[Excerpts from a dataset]
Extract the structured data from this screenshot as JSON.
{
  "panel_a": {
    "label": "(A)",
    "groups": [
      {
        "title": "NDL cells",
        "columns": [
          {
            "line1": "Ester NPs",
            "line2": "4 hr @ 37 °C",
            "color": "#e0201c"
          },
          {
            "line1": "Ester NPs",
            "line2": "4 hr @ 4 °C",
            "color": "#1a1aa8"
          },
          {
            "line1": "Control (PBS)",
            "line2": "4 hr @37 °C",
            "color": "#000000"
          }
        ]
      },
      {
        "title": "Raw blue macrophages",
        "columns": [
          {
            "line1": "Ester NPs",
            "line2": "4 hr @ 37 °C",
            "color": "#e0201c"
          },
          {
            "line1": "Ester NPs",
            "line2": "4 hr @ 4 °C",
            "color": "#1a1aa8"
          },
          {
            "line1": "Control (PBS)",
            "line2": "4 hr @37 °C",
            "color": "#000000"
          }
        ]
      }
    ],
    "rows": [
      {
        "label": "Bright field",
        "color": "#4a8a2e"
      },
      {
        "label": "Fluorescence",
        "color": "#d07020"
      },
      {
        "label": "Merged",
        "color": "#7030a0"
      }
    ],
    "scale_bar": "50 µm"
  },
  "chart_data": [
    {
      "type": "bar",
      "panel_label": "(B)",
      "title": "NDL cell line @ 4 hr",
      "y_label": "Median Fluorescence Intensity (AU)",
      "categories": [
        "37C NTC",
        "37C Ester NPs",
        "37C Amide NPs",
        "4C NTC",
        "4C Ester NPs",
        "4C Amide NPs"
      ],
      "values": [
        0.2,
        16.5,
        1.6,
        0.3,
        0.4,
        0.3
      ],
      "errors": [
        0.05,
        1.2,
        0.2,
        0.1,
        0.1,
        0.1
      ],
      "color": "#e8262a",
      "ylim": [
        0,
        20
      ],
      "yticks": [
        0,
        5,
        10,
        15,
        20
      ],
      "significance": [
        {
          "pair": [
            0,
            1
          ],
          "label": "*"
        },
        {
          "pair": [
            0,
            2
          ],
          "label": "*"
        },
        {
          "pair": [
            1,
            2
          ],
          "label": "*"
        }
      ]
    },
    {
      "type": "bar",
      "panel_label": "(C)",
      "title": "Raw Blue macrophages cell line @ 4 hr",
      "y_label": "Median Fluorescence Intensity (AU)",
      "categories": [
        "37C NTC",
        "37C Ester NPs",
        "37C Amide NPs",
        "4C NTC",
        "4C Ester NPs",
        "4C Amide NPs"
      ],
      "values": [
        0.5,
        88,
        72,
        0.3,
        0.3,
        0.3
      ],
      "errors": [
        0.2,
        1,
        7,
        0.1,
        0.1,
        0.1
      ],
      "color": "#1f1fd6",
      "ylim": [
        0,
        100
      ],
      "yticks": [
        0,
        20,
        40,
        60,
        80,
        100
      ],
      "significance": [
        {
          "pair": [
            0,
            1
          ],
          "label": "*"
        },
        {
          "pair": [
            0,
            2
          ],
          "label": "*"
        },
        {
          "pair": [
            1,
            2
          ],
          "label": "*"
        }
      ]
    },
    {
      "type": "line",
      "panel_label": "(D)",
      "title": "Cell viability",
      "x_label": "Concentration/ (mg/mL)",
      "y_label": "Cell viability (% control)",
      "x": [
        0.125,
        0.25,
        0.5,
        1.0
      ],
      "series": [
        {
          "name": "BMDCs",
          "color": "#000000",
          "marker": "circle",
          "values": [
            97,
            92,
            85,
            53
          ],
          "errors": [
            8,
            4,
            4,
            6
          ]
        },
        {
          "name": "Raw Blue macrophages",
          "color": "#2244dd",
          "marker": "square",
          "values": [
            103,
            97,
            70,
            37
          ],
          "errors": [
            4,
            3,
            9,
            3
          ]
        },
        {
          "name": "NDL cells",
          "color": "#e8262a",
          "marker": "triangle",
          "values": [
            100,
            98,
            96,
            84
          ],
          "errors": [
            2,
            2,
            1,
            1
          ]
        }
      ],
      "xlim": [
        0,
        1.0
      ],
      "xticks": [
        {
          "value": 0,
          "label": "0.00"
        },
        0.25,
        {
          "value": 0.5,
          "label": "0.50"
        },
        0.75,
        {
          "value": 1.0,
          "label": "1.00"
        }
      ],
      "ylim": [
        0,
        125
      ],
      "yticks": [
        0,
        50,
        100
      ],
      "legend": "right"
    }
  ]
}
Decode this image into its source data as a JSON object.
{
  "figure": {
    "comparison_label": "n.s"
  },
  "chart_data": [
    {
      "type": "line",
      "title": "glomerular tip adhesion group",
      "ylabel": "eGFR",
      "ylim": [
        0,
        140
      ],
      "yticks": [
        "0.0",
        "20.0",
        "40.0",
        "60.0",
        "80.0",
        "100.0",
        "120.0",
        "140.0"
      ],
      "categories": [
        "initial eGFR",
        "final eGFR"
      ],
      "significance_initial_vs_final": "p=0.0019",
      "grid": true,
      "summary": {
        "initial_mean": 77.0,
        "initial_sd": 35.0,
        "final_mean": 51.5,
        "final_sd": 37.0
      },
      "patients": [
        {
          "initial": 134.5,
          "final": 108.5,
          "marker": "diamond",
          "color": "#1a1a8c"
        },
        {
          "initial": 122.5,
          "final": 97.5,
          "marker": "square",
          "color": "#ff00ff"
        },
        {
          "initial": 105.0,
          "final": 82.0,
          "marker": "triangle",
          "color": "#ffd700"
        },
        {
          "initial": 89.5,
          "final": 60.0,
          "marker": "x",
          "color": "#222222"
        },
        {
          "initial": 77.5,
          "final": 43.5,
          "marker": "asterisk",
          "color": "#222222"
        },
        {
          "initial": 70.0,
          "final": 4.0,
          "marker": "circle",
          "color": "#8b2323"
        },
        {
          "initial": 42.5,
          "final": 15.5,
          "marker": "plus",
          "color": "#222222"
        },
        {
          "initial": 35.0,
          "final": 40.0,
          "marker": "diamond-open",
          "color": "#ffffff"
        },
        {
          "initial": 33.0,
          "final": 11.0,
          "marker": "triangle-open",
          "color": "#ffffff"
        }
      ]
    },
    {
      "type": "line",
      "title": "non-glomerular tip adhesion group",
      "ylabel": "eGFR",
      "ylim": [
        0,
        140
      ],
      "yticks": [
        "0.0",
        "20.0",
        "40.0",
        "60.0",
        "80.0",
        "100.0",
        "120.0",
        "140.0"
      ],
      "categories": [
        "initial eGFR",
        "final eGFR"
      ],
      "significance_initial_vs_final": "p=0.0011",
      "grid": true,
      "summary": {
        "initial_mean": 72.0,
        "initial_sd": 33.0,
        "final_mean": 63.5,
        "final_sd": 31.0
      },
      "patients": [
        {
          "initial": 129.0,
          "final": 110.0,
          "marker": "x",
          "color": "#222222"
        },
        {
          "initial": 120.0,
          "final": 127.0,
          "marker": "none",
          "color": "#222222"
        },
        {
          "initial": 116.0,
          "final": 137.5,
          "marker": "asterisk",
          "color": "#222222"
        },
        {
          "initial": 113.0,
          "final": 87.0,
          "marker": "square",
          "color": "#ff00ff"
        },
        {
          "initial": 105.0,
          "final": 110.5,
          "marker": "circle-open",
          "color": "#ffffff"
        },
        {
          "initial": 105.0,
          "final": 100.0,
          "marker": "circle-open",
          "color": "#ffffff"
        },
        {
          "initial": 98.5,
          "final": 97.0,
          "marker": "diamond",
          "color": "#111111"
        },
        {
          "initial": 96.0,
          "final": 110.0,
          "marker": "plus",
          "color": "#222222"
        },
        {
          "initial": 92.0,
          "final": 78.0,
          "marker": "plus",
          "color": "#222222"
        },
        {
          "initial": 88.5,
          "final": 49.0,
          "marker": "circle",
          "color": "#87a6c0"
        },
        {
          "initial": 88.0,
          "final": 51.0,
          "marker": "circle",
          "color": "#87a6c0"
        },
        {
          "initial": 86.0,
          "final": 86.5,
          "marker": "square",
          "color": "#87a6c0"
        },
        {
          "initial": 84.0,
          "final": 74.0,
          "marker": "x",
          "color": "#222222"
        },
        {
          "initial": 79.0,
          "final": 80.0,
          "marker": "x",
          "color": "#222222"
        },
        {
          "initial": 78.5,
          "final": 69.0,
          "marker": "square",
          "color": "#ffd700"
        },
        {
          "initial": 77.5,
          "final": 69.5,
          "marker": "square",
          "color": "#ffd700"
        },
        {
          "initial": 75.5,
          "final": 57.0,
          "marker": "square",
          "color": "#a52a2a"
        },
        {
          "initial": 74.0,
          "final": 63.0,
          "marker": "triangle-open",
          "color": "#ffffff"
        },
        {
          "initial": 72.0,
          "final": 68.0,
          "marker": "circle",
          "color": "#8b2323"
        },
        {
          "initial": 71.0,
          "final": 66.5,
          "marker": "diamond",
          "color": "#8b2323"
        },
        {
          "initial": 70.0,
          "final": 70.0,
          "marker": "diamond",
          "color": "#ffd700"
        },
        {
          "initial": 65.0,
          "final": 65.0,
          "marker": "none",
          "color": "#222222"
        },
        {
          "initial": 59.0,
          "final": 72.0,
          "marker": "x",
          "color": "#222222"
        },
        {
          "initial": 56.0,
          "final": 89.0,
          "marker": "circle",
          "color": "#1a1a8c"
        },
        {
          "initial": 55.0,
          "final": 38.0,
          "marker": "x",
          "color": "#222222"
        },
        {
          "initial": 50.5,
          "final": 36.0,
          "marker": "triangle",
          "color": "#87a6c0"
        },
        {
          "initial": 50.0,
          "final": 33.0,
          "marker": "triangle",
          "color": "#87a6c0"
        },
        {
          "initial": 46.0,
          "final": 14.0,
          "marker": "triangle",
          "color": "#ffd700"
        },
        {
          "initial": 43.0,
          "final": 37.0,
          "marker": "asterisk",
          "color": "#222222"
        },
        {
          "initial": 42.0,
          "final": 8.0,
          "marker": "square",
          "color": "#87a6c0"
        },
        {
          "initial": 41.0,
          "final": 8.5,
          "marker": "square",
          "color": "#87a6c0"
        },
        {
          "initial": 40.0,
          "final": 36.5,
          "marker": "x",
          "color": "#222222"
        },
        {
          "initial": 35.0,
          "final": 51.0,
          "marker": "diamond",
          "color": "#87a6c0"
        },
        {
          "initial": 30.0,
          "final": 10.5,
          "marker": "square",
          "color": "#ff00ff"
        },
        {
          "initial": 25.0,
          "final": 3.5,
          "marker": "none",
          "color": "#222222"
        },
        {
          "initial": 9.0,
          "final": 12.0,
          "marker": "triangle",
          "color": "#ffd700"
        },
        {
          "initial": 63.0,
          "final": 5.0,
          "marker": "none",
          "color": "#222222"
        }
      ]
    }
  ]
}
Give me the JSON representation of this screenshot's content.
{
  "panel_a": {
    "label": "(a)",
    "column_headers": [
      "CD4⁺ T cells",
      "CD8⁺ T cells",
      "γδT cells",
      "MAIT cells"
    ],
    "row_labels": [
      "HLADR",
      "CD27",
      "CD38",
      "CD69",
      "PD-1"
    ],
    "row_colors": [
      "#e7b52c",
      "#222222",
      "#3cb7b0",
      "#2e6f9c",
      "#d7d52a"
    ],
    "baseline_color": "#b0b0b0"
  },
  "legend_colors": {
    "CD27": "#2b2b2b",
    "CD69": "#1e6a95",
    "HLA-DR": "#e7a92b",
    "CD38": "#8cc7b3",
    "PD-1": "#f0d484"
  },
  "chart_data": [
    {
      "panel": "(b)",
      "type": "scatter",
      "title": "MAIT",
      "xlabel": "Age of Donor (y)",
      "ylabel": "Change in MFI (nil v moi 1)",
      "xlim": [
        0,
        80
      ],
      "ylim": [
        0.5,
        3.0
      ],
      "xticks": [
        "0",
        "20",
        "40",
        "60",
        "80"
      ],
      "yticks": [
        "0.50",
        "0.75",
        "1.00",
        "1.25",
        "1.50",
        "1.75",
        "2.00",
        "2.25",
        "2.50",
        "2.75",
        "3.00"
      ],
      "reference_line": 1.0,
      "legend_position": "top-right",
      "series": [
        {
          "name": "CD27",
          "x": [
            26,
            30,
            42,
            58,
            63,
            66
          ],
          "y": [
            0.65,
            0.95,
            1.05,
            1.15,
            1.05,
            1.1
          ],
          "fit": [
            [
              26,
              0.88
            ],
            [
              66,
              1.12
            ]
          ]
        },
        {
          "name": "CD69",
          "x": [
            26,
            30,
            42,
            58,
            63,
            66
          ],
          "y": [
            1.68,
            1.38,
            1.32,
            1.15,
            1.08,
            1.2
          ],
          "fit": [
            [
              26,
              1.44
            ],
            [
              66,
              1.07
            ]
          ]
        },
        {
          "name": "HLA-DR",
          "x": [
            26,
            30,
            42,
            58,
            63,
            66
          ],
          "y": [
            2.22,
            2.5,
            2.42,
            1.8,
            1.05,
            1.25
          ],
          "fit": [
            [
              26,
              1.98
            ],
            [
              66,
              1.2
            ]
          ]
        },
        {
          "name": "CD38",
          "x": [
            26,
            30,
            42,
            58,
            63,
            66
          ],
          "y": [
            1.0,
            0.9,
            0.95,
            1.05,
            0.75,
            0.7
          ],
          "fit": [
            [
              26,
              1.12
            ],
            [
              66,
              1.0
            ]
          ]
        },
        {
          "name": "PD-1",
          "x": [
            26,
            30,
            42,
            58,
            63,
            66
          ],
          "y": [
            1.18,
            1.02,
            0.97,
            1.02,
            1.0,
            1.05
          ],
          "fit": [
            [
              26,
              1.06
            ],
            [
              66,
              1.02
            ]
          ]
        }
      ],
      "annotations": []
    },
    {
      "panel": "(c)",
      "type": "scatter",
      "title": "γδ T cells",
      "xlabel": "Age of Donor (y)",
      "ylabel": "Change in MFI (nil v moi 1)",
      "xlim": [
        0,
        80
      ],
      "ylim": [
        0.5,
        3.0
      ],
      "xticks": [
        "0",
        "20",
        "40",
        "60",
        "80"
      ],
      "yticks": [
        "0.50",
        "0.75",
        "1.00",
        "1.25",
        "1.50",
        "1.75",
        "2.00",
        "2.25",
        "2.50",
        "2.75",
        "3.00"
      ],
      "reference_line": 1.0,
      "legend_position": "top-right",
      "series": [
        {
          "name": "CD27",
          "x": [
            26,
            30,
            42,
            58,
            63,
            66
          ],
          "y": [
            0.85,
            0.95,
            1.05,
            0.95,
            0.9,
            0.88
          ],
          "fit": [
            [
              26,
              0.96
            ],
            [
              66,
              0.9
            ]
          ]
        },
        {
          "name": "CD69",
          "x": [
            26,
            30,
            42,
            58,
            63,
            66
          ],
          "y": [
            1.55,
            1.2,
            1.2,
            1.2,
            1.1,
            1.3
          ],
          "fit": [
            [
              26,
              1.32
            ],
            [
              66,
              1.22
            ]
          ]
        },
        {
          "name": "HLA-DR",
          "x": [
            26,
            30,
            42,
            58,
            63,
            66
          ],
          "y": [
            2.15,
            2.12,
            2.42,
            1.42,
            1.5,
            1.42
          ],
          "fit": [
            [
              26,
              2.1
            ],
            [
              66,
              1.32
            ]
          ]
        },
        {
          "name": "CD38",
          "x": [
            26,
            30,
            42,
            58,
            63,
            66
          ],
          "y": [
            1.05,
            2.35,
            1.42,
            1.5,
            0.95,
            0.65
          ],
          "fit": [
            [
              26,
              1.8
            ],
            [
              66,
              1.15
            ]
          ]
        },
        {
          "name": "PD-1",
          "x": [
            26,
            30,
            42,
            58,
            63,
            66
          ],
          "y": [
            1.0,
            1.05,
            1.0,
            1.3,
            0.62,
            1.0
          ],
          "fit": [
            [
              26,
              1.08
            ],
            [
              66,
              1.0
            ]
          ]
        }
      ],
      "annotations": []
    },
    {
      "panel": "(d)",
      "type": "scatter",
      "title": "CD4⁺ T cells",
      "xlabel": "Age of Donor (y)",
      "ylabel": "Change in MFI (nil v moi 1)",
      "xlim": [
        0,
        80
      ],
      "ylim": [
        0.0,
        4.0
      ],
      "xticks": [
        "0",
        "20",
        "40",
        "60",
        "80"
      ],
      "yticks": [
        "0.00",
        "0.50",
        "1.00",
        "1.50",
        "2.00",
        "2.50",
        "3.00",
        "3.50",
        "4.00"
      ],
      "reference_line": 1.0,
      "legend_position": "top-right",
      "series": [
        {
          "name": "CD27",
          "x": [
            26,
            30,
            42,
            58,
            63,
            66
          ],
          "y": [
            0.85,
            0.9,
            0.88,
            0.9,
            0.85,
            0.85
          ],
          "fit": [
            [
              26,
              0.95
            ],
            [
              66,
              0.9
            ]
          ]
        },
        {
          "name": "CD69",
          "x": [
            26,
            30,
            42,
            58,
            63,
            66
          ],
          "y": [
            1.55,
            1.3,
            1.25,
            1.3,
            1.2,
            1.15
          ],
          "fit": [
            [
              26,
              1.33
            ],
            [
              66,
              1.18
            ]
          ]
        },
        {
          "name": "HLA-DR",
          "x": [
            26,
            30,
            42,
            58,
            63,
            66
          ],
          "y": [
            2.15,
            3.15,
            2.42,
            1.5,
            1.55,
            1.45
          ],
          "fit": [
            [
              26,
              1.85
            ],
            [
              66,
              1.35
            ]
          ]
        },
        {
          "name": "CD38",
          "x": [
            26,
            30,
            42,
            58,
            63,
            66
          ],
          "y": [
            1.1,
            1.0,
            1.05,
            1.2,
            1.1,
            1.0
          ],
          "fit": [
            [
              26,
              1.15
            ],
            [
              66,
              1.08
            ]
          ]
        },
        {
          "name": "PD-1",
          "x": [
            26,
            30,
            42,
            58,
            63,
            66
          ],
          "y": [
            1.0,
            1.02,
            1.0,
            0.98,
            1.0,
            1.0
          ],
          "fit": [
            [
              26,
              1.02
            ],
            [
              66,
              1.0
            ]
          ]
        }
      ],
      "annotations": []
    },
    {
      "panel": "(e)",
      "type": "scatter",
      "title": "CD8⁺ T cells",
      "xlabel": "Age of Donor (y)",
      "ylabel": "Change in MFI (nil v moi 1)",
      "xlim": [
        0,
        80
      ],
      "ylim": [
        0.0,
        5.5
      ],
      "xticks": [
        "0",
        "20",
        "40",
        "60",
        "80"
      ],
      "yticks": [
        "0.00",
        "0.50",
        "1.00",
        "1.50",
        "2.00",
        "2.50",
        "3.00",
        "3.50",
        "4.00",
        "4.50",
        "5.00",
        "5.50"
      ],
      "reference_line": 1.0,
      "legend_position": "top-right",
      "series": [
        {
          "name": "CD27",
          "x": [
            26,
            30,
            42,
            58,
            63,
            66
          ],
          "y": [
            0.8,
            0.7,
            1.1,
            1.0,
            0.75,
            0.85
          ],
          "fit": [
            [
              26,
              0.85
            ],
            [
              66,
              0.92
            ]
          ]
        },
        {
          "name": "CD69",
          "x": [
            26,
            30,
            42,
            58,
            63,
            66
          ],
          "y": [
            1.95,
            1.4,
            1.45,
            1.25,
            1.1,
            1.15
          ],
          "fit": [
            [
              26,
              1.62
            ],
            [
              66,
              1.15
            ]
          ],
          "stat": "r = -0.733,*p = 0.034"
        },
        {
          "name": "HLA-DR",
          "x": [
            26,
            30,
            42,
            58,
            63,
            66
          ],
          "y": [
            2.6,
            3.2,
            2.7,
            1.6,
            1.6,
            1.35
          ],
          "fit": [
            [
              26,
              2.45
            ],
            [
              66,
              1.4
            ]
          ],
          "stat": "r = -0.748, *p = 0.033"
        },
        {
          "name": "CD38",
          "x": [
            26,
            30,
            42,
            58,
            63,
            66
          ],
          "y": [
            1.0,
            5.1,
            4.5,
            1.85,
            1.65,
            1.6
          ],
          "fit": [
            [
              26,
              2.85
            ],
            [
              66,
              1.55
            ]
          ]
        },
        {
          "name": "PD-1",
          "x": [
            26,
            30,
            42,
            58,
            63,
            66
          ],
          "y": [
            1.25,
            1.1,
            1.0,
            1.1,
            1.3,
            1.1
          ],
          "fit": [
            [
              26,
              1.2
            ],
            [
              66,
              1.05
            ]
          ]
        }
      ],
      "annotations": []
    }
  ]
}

● **TO DO**
Reproduce every line above containing "viability".

● **ANSWER BOX**
      "title": "Cell viability",
      "y_label": "Cell viability (% control)",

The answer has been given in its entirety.